* begin *
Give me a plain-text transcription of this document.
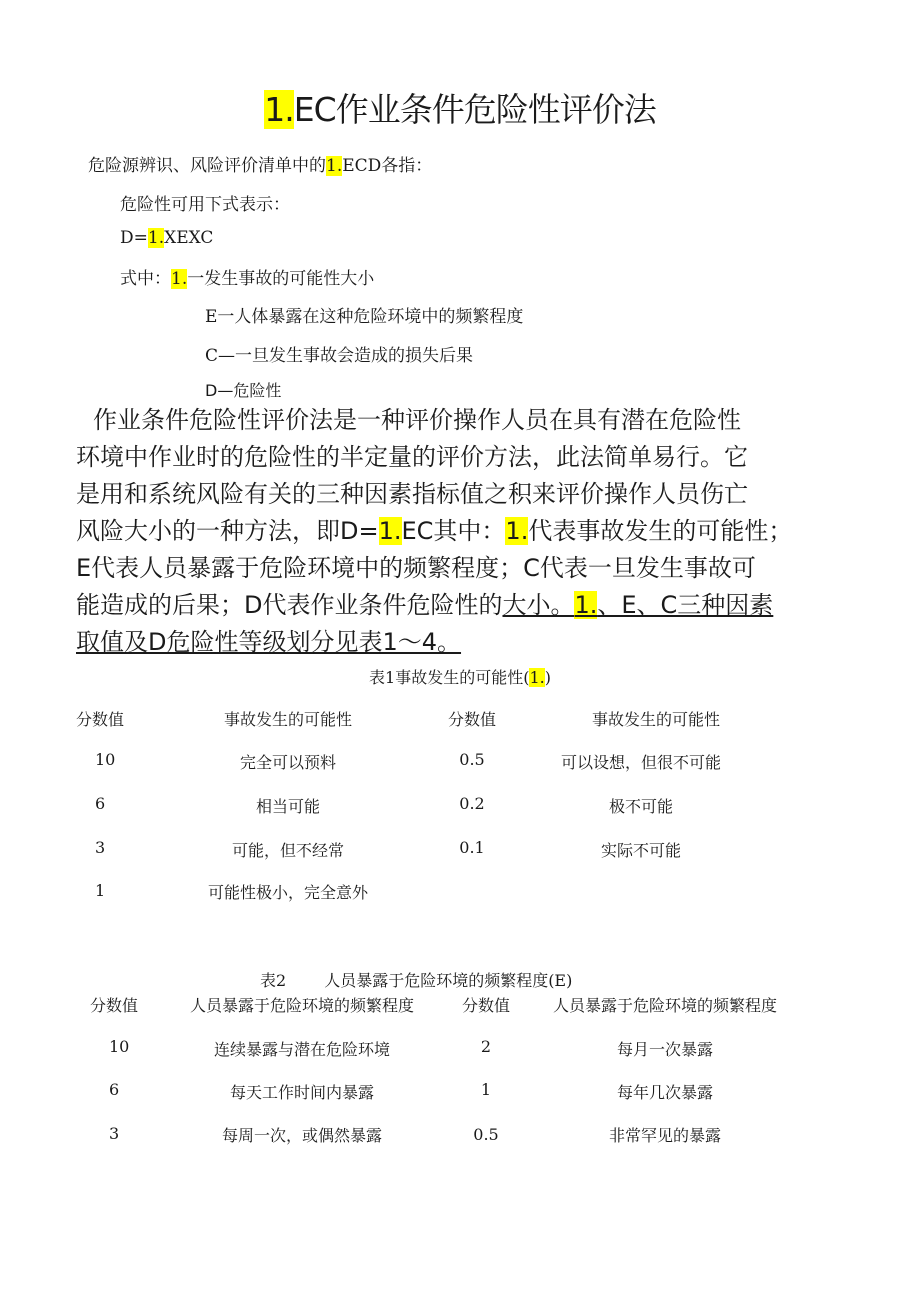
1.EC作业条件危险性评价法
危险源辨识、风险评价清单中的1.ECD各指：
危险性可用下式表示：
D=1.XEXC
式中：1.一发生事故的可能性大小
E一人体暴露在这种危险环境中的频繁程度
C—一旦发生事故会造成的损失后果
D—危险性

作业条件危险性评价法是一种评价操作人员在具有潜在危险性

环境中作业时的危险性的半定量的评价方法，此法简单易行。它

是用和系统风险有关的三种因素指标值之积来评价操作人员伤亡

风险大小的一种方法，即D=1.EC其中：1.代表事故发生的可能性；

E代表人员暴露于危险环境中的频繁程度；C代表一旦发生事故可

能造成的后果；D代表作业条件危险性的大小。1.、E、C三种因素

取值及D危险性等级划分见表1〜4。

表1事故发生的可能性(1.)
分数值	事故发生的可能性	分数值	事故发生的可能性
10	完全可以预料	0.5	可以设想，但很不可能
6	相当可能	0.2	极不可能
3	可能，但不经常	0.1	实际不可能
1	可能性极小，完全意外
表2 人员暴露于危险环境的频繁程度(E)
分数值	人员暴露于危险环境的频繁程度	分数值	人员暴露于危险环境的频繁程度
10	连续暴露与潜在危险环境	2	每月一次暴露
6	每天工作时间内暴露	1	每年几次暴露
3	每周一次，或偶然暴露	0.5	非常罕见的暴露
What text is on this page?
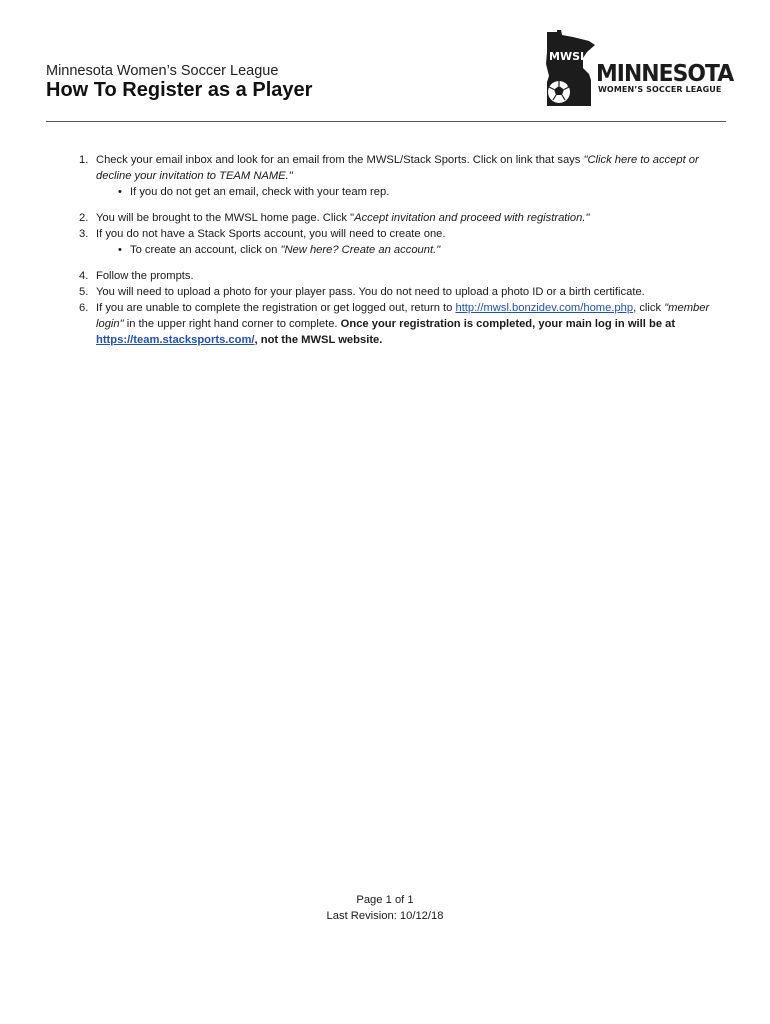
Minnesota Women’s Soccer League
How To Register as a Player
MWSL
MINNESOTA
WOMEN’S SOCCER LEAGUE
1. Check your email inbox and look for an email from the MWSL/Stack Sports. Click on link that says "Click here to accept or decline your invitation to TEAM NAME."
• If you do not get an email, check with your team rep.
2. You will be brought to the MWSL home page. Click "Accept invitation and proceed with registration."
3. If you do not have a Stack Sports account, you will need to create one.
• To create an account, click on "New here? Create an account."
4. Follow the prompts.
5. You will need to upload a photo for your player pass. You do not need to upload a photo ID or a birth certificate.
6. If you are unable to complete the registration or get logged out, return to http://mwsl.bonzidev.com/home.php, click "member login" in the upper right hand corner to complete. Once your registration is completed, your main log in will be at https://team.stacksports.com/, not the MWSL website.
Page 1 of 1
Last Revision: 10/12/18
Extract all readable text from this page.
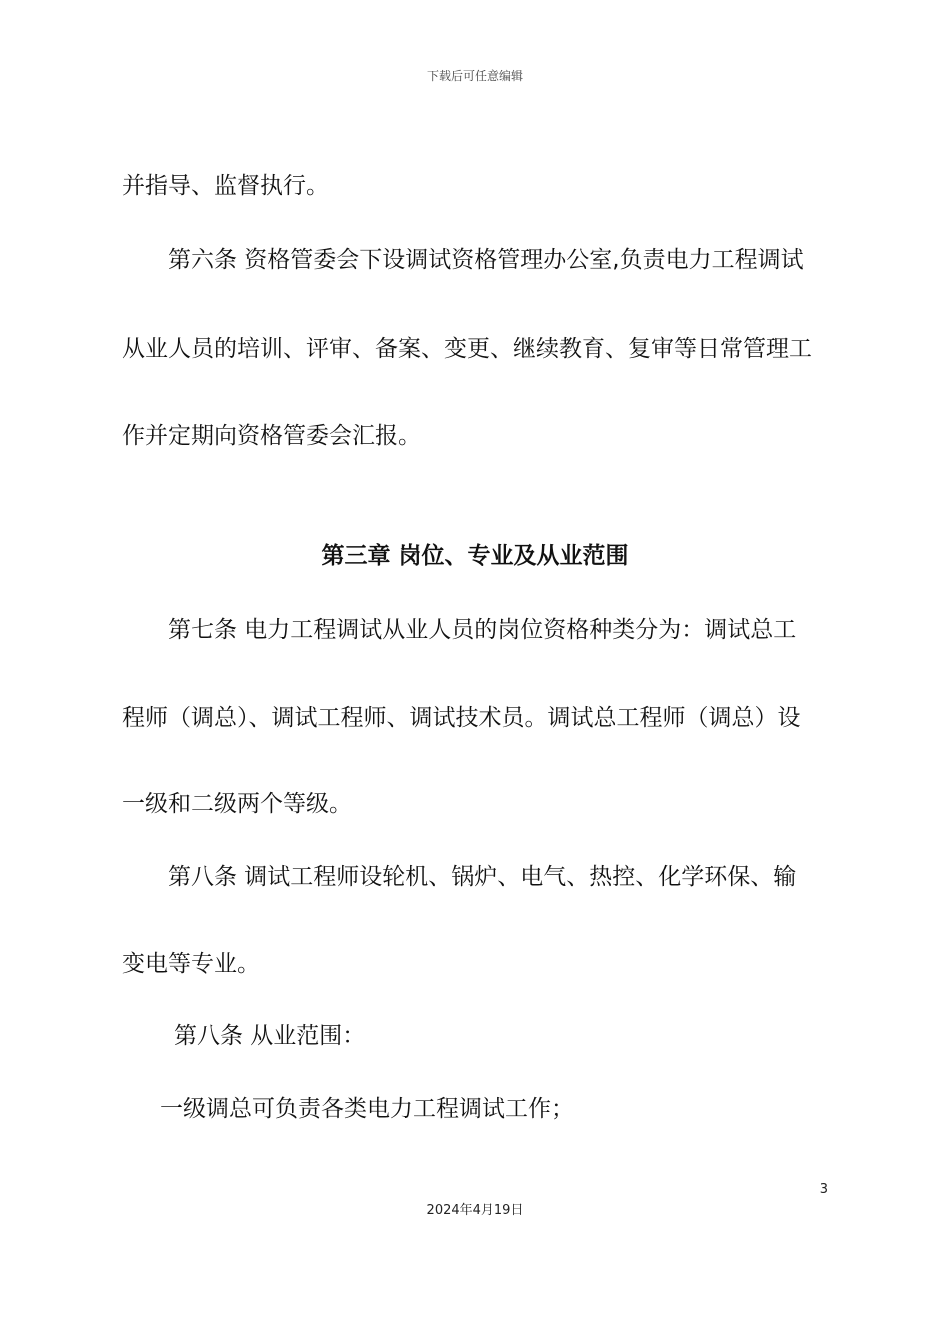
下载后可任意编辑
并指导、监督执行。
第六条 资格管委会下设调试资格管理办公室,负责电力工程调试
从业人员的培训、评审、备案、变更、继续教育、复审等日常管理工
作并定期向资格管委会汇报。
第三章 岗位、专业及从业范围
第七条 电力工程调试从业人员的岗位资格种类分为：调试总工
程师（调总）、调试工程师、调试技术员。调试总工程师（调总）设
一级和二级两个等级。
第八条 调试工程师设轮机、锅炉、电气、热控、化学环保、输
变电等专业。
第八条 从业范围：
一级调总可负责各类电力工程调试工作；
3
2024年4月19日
* end *
• [TASK PROMPT]:
Pictures are to be left out; the records above must be repeated word for word.

• [RESPONSE TO THIS EXERCISE]:
Give me a plain-text transcription of this document.
1.EC作业条件危险性评价法
危险源辨识、风险评价清单中的1.ECD各指：
危险性可用下式表示：
D=1.XEXC
式中：1.一发生事故的可能性大小
E一人体暴露在这种危险环境中的频繁程度
C—一旦发生事故会造成的损失后果
D—危险性

作业条件危险性评价法是一种评价操作人员在具有潜在危险性

环境中作业时的危险性的半定量的评价方法，此法简单易行。它

是用和系统风险有关的三种因素指标值之积来评价操作人员伤亡

风险大小的一种方法，即D=1.EC其中：1.代表事故发生的可能性；

E代表人员暴露于危险环境中的频繁程度；C代表一旦发生事故可

能造成的后果；D代表作业条件危险性的大小。1.、E、C三种因素

取值及D危险性等级划分见表1〜4。

表1事故发生的可能性(1.)
分数值	事故发生的可能性	分数值	事故发生的可能性
10	完全可以预料	0.5	可以设想，但很不可能
6	相当可能	0.2	极不可能
3	可能，但不经常	0.1	实际不可能
1	可能性极小，完全意外
表2 人员暴露于危险环境的频繁程度(E)
分数值	人员暴露于危险环境的频繁程度	分数值	人员暴露于危险环境的频繁程度
10	连续暴露与潜在危险环境	2	每月一次暴露
6	每天工作时间内暴露	1	每年几次暴露
3	每周一次，或偶然暴露	0.5	非常罕见的暴露
What text is on this page?
Minnesota Women’s Soccer League
How To Register as a Player
MWSL
MINNESOTA
WOMEN’S SOCCER LEAGUE
1. Check your email inbox and look for an email from the MWSL/Stack Sports. Click on link that says "Click here to accept or decline your invitation to TEAM NAME."
• If you do not get an email, check with your team rep.
2. You will be brought to the MWSL home page. Click "Accept invitation and proceed with registration."
3. If you do not have a Stack Sports account, you will need to create one.
• To create an account, click on "New here? Create an account."
4. Follow the prompts.
5. You will need to upload a photo for your player pass. You do not need to upload a photo ID or a birth certificate.
6. If you are unable to complete the registration or get logged out, return to http://mwsl.bonzidev.com/home.php, click "member login" in the upper right hand corner to complete. Once your registration is completed, your main log in will be at https://team.stacksports.com/, not the MWSL website.
Page 1 of 1
Last Revision: 10/12/18
Extract all readable text from this page.
下载后可任意编辑
并指导、监督执行。
第六条 资格管委会下设调试资格管理办公室,负责电力工程调试
从业人员的培训、评审、备案、变更、继续教育、复审等日常管理工
作并定期向资格管委会汇报。
第三章 岗位、专业及从业范围
第七条 电力工程调试从业人员的岗位资格种类分为：调试总工
程师（调总）、调试工程师、调试技术员。调试总工程师（调总）设
一级和二级两个等级。
第八条 调试工程师设轮机、锅炉、电气、热控、化学环保、输
变电等专业。
第八条 从业范围：
一级调总可负责各类电力工程调试工作；
3
2024年4月19日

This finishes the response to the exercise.